| THE REQUEST |
Print all the records exactly, please.

| DATA ENTRIES |
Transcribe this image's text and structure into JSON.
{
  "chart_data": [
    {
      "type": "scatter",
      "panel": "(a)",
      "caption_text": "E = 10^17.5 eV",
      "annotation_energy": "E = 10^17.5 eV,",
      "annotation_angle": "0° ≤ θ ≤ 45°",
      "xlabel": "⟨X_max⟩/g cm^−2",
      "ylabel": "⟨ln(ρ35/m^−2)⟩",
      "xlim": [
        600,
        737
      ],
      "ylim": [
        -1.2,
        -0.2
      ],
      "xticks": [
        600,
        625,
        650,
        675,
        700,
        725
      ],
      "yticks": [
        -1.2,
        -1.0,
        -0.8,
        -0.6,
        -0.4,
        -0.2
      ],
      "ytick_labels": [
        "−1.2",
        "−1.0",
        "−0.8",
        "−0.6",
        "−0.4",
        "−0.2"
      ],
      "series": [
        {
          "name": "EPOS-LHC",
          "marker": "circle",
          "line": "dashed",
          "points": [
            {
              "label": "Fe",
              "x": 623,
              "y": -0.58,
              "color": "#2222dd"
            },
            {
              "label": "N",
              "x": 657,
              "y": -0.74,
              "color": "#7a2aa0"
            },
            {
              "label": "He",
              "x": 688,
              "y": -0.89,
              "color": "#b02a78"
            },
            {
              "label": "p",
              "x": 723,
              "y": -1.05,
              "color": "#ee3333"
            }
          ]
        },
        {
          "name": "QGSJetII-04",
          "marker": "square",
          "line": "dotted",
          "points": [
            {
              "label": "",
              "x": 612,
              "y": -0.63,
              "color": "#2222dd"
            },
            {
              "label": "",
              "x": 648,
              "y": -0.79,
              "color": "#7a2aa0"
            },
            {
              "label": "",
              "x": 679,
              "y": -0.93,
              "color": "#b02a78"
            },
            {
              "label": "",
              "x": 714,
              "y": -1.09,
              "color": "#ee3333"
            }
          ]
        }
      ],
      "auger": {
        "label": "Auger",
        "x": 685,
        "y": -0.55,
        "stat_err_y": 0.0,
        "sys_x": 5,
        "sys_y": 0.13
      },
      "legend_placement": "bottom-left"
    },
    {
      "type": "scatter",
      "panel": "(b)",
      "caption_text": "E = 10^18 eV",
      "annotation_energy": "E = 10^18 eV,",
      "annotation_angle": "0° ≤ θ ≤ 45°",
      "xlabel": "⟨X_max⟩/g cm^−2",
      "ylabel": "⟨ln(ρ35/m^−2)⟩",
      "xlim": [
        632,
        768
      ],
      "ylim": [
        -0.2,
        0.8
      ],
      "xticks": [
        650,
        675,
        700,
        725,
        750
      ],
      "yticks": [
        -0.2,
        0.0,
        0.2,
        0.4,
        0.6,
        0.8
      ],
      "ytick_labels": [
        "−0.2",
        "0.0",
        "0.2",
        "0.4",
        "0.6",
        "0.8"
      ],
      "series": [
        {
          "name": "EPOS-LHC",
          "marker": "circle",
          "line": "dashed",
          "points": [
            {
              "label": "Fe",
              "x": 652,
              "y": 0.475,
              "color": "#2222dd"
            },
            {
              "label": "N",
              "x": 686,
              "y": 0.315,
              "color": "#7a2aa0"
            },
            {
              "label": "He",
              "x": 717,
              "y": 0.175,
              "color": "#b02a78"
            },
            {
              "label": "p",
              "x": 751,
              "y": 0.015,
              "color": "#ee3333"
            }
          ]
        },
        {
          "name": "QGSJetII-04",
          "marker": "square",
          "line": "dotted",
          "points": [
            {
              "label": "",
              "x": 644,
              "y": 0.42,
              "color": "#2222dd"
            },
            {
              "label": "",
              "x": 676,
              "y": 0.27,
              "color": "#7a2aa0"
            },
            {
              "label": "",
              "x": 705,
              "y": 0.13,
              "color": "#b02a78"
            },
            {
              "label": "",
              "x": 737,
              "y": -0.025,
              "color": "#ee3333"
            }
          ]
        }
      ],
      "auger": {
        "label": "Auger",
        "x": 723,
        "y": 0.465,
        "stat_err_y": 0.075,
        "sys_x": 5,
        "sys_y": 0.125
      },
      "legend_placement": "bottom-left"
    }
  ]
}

| THE SOLUTION |
Transcribe this image's text and structure into JSON.
{
  "chart_data": [
    {
      "type": "scatter",
      "panel": "(a)",
      "caption_text": "E = 10^17.5 eV",
      "annotation_energy": "E = 10^17.5 eV,",
      "annotation_angle": "0° ≤ θ ≤ 45°",
      "xlabel": "⟨X_max⟩/g cm^−2",
      "ylabel": "⟨ln(ρ35/m^−2)⟩",
      "xlim": [
        600,
        737
      ],
      "ylim": [
        -1.2,
        -0.2
      ],
      "xticks": [
        600,
        625,
        650,
        675,
        700,
        725
      ],
      "yticks": [
        -1.2,
        -1.0,
        -0.8,
        -0.6,
        -0.4,
        -0.2
      ],
      "ytick_labels": [
        "−1.2",
        "−1.0",
        "−0.8",
        "−0.6",
        "−0.4",
        "−0.2"
      ],
      "series": [
        {
          "name": "EPOS-LHC",
          "marker": "circle",
          "line": "dashed",
          "points": [
            {
              "label": "Fe",
              "x": 623,
              "y": -0.58,
              "color": "#2222dd"
            },
            {
              "label": "N",
              "x": 657,
              "y": -0.74,
              "color": "#7a2aa0"
            },
            {
              "label": "He",
              "x": 688,
              "y": -0.89,
              "color": "#b02a78"
            },
            {
              "label": "p",
              "x": 723,
              "y": -1.05,
              "color": "#ee3333"
            }
          ]
        },
        {
          "name": "QGSJetII-04",
          "marker": "square",
          "line": "dotted",
          "points": [
            {
              "label": "",
              "x": 612,
              "y": -0.63,
              "color": "#2222dd"
            },
            {
              "label": "",
              "x": 648,
              "y": -0.79,
              "color": "#7a2aa0"
            },
            {
              "label": "",
              "x": 679,
              "y": -0.93,
              "color": "#b02a78"
            },
            {
              "label": "",
              "x": 714,
              "y": -1.09,
              "color": "#ee3333"
            }
          ]
        }
      ],
      "auger": {
        "label": "Auger",
        "x": 685,
        "y": -0.55,
        "stat_err_y": 0.0,
        "sys_x": 5,
        "sys_y": 0.13
      },
      "legend_placement": "bottom-left"
    },
    {
      "type": "scatter",
      "panel": "(b)",
      "caption_text": "E = 10^18 eV",
      "annotation_energy": "E = 10^18 eV,",
      "annotation_angle": "0° ≤ θ ≤ 45°",
      "xlabel": "⟨X_max⟩/g cm^−2",
      "ylabel": "⟨ln(ρ35/m^−2)⟩",
      "xlim": [
        632,
        768
      ],
      "ylim": [
        -0.2,
        0.8
      ],
      "xticks": [
        650,
        675,
        700,
        725,
        750
      ],
      "yticks": [
        -0.2,
        0.0,
        0.2,
        0.4,
        0.6,
        0.8
      ],
      "ytick_labels": [
        "−0.2",
        "0.0",
        "0.2",
        "0.4",
        "0.6",
        "0.8"
      ],
      "series": [
        {
          "name": "EPOS-LHC",
          "marker": "circle",
          "line": "dashed",
          "points": [
            {
              "label": "Fe",
              "x": 652,
              "y": 0.475,
              "color": "#2222dd"
            },
            {
              "label": "N",
              "x": 686,
              "y": 0.315,
              "color": "#7a2aa0"
            },
            {
              "label": "He",
              "x": 717,
              "y": 0.175,
              "color": "#b02a78"
            },
            {
              "label": "p",
              "x": 751,
              "y": 0.015,
              "color": "#ee3333"
            }
          ]
        },
        {
          "name": "QGSJetII-04",
          "marker": "square",
          "line": "dotted",
          "points": [
            {
              "label": "",
              "x": 644,
              "y": 0.42,
              "color": "#2222dd"
            },
            {
              "label": "",
              "x": 676,
              "y": 0.27,
              "color": "#7a2aa0"
            },
            {
              "label": "",
              "x": 705,
              "y": 0.13,
              "color": "#b02a78"
            },
            {
              "label": "",
              "x": 737,
              "y": -0.025,
              "color": "#ee3333"
            }
          ]
        }
      ],
      "auger": {
        "label": "Auger",
        "x": 723,
        "y": 0.465,
        "stat_err_y": 0.075,
        "sys_x": 5,
        "sys_y": 0.125
      },
      "legend_placement": "bottom-left"
    }
  ]
}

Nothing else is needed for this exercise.